Instruction:
Search the data for the string "structure" and extract every line where it appears.

Data for processing:
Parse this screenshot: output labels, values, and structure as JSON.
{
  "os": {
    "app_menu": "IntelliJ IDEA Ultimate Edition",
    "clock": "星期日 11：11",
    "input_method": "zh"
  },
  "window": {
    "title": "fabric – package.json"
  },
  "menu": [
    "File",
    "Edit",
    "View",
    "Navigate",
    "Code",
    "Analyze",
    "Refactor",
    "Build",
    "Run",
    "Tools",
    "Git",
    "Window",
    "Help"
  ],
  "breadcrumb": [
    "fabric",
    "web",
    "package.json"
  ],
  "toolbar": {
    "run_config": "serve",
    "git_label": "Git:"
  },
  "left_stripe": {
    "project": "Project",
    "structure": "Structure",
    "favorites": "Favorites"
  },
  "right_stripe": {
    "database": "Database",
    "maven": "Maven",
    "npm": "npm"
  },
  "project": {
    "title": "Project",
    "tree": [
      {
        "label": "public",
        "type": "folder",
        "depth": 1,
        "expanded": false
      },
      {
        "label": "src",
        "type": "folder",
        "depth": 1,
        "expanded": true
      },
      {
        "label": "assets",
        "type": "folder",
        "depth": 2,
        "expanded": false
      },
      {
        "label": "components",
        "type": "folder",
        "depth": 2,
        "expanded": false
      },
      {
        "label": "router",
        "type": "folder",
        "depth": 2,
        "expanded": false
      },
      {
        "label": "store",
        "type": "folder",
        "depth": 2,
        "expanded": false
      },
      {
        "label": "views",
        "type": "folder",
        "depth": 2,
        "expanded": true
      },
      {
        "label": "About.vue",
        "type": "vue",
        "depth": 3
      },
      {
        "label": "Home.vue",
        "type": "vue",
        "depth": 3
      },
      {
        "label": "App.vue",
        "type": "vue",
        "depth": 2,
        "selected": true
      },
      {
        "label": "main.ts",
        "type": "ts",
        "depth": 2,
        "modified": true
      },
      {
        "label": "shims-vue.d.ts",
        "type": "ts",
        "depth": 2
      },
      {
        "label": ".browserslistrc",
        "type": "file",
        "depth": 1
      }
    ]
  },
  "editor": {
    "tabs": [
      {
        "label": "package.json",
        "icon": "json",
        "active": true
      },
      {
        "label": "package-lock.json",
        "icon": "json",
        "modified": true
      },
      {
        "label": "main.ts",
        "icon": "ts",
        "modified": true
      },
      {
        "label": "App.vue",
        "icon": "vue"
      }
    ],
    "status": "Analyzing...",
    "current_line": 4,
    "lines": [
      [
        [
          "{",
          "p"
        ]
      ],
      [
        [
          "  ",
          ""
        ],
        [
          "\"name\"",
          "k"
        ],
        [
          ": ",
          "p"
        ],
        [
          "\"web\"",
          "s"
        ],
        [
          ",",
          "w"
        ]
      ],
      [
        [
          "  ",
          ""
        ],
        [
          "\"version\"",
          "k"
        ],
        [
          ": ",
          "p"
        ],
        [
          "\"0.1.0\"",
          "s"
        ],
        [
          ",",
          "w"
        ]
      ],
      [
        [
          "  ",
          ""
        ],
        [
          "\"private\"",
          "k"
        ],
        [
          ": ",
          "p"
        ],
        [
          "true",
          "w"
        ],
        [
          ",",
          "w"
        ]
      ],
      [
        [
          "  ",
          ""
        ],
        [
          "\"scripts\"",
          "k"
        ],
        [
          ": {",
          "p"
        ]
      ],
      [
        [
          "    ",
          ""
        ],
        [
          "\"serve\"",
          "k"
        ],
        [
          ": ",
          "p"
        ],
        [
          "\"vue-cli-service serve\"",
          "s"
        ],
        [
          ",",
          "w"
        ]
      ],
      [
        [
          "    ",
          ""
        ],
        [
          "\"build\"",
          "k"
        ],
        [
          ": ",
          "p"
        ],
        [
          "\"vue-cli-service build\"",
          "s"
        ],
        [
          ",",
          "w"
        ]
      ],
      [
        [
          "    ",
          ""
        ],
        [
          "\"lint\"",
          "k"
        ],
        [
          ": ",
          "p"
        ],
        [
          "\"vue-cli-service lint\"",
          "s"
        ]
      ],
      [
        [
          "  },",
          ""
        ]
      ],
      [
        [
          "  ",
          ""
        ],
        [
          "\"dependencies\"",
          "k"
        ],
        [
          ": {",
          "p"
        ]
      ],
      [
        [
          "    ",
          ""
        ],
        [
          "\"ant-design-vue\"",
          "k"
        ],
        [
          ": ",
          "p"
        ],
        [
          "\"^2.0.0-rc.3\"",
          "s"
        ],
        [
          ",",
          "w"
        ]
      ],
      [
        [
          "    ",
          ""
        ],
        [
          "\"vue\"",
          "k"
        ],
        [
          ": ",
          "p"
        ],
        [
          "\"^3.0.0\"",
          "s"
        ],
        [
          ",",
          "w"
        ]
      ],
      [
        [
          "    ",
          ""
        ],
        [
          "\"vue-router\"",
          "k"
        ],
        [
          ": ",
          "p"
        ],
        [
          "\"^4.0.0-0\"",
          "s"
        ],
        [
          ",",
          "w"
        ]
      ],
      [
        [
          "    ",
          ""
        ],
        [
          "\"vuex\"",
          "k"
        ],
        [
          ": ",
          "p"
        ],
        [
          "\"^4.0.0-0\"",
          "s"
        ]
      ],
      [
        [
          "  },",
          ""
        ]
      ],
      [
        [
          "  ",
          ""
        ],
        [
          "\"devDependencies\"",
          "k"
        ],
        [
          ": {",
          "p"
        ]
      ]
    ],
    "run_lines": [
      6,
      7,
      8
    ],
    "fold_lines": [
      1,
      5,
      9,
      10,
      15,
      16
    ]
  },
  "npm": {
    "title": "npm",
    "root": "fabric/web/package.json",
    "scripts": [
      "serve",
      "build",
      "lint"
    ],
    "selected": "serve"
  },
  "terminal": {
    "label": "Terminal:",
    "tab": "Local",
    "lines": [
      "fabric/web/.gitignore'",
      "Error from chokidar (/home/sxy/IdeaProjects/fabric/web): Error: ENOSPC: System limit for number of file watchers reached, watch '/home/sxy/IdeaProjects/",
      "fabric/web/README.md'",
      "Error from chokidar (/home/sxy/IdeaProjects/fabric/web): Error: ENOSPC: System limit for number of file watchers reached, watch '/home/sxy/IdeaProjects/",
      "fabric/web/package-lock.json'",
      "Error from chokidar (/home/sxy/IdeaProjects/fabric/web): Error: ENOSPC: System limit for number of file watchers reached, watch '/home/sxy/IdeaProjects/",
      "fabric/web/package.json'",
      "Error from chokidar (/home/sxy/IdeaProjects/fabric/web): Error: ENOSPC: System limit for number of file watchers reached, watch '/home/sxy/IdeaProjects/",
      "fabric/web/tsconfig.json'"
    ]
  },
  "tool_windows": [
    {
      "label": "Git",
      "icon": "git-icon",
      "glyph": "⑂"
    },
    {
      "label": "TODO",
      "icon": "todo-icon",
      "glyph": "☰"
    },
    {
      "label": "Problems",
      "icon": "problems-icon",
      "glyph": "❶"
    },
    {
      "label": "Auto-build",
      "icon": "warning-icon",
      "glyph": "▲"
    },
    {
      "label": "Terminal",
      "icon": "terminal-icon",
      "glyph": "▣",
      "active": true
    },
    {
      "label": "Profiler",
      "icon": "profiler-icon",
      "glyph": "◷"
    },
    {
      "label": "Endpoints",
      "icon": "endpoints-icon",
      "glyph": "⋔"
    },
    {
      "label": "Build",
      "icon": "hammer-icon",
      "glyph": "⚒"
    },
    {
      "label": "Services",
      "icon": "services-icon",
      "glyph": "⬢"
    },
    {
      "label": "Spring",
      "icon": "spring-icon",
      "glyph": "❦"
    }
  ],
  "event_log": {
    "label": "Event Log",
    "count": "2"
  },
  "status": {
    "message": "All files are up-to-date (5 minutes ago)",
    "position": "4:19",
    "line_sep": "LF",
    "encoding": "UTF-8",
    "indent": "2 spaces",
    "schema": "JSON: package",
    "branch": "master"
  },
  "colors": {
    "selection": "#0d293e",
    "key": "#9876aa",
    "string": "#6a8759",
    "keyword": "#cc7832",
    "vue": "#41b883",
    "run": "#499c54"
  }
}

Response for this exercise:
Parse this screenshot: output labels, values, and structure as JSON.
    "structure": "Structure",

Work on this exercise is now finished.